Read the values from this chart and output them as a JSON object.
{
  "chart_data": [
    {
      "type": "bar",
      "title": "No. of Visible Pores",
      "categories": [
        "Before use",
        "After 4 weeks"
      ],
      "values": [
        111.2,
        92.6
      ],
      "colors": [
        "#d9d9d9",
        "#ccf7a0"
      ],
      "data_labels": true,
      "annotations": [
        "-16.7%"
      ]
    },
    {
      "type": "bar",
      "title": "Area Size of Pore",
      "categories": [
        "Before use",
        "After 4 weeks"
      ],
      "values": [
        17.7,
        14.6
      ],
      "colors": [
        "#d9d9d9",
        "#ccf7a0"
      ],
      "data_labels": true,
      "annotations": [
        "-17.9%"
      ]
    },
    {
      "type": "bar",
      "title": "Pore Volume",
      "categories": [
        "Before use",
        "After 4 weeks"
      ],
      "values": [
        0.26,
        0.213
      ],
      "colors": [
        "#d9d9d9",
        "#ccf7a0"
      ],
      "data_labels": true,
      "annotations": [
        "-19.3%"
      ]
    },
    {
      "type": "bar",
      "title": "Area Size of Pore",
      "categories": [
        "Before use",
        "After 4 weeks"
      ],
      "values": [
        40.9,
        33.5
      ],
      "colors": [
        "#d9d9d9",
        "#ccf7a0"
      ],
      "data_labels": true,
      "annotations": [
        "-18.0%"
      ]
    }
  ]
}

==

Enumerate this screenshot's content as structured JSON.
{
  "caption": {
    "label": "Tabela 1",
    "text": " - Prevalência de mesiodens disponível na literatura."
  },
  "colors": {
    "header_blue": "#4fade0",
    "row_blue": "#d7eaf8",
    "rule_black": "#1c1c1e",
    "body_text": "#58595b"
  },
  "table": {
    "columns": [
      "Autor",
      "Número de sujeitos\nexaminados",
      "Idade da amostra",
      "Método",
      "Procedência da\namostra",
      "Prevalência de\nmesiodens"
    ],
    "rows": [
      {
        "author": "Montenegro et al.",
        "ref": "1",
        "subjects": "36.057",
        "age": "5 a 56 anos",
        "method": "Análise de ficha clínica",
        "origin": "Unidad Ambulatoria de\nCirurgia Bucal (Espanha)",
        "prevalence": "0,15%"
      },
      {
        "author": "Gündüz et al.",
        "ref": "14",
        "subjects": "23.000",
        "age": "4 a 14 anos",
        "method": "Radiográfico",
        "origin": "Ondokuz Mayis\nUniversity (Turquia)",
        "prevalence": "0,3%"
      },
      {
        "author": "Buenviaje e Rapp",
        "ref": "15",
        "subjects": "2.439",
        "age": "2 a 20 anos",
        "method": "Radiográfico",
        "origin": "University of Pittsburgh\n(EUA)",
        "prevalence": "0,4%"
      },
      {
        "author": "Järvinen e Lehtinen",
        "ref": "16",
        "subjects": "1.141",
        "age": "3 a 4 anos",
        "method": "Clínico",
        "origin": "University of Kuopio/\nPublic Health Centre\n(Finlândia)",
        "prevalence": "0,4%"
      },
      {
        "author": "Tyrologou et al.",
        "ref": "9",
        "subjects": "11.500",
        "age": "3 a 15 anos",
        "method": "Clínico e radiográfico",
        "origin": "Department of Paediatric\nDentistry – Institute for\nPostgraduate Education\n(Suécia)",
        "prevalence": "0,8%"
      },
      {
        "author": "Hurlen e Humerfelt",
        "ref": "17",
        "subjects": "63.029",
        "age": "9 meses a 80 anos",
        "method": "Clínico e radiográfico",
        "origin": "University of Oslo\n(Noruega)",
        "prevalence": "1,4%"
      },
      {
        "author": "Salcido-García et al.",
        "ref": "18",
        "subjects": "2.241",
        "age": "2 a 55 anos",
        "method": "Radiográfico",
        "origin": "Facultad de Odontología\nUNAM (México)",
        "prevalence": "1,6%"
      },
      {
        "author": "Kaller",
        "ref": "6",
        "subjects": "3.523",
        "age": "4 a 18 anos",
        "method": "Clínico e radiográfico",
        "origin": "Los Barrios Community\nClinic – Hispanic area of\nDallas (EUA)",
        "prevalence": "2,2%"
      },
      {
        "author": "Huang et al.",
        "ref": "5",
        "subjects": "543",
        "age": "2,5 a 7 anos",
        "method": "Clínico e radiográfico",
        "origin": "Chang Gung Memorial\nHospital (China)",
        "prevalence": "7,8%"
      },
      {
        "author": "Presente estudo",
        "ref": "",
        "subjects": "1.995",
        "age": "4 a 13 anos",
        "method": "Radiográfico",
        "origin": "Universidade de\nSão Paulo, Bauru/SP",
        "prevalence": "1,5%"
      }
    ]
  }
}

→ STATED TASK
Look through the material above and pick out each line holding the word "origin".

→ FINISHED EXERCISE
        "origin": "Unidad Ambulatoria de\nCirurgia Bucal (Espanha)",
        "origin": "Ondokuz Mayis\nUniversity (Turquia)",
        "origin": "University of Pittsburgh\n(EUA)",
        "origin": "University of Kuopio/\nPublic Health Centre\n(Finlândia)",
        "origin": "Department of Paediatric\nDentistry – Institute for\nPostgraduate Education\n(Suécia)",
        "origin": "University of Oslo\n(Noruega)",
        "origin": "Facultad de Odontología\nUNAM (México)",
        "origin": "Los Barrios Community\nClinic – Hispanic area of\nDallas (EUA)",
        "origin": "Chang Gung Memorial\nHospital (China)",
        "origin": "Universidade de\nSão Paulo, Bauru/SP",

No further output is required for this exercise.